### PROBLEMS TO SOLVE
[1] In the gene expression methods text, how many genes remained for each matrix after filtering the original 1186?
[2] Set down the gene expression methods text word for word from "The expression values" to "M. B. Eisen.".
[3] Translate this sentence from the gene expression methods text into Spanish: "This information is then used to perform a Z transformation on the data."

### EXTRACT TO READ
--- START ---
Data were normalized as described in detail elsewhere [14]. In brief, the normalization method relies on a number of low expression genes to provide an estimate of non-specific binding. This information is then used to perform a Z transformation on the data. Once normalized, the data are "unbiased" through robust linear regression to allow comparisons across different arrays. Fitted data are then used to find a homoscedastic group of gene variances that will be used as an internal standard of measurement noise [15]. Expressed genes (expression levels 2 standard deviations above the mean of the background) were noted, anti-log transformed, and used for subsequent analysis. This filtering step minimizes false positives, though at the cost of the low-expression genes, which are measured with low precision anyway.

Hypervariable gene identification

The logic of this step is that the variability within a dataset consists of both experimental error and variability introduced by the biological variables of interest. Moreover, while genes that do not vary significantly may be representing ongoing physiologic processes, they are unlikely to be correlated with malignancy or the effect of ECM since they do not change with either of those variables. Dozmorov, et al. [14] presented a method to identify the subset of genes that most likely represent experimental variability. Those genes with statistically significant variability greater than this subset represent the hypervariable genes that are most likely to represent the action of biological variables. Thus, in this study any gene that showed variable expression across cell lines exceeding the estimate of technical variability would be considered hypervariable. In order to reduce noise in the dataset and to insure adequate statistical power, the list was filtered to remove genes that were not expressed 2 SD above background in at least 4 of 6 cell lines for growth on each ECM condition. This filtering reduced the 1186 genes to roughly 400 for each matrix, with about 100 being identified as hypervariable.

Correlational clustering

The expression values of the hypervariable genes were clustered using Gene Cluster from M. B. Eisen [16]. The data were log-transformed, arrays and genes were median-centered and the transformed dataset was hierarchically clustered using uncentered correlational clustering. The results were displayed with TreeView, also from M. B. Eisen.
--- END ---
### DATA RECORDS
--- START ---
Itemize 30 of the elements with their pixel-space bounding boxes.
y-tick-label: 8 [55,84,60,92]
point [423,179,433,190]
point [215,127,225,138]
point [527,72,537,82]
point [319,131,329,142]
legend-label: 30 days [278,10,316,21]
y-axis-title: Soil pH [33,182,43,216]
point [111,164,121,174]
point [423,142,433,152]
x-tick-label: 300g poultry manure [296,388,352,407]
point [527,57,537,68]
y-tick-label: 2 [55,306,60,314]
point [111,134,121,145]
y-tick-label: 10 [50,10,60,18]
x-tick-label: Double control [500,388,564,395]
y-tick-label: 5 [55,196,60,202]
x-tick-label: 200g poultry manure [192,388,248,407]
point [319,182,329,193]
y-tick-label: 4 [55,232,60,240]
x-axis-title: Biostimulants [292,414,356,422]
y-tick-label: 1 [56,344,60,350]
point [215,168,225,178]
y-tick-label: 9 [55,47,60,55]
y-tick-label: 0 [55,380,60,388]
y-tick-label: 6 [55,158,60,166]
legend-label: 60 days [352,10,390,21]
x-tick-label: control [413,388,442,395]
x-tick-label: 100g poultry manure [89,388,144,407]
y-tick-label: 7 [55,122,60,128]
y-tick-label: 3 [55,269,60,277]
--- END ---
### EXERCISE RESULTS
[1] Roughly 400 genes remained for each matrix.

[2]
The expression values of the hypervariable genes were clustered using Gene Cluster from M. B. Eisen [16]. The data were log-transformed, arrays and genes were median-centered and the transformed dataset was hierarchically clustered using uncentered correlational clustering. The results were displayed with TreeView, also from M. B. Eisen.

[3] Esta información se utiliza luego para realizar una transformación Z de los datos.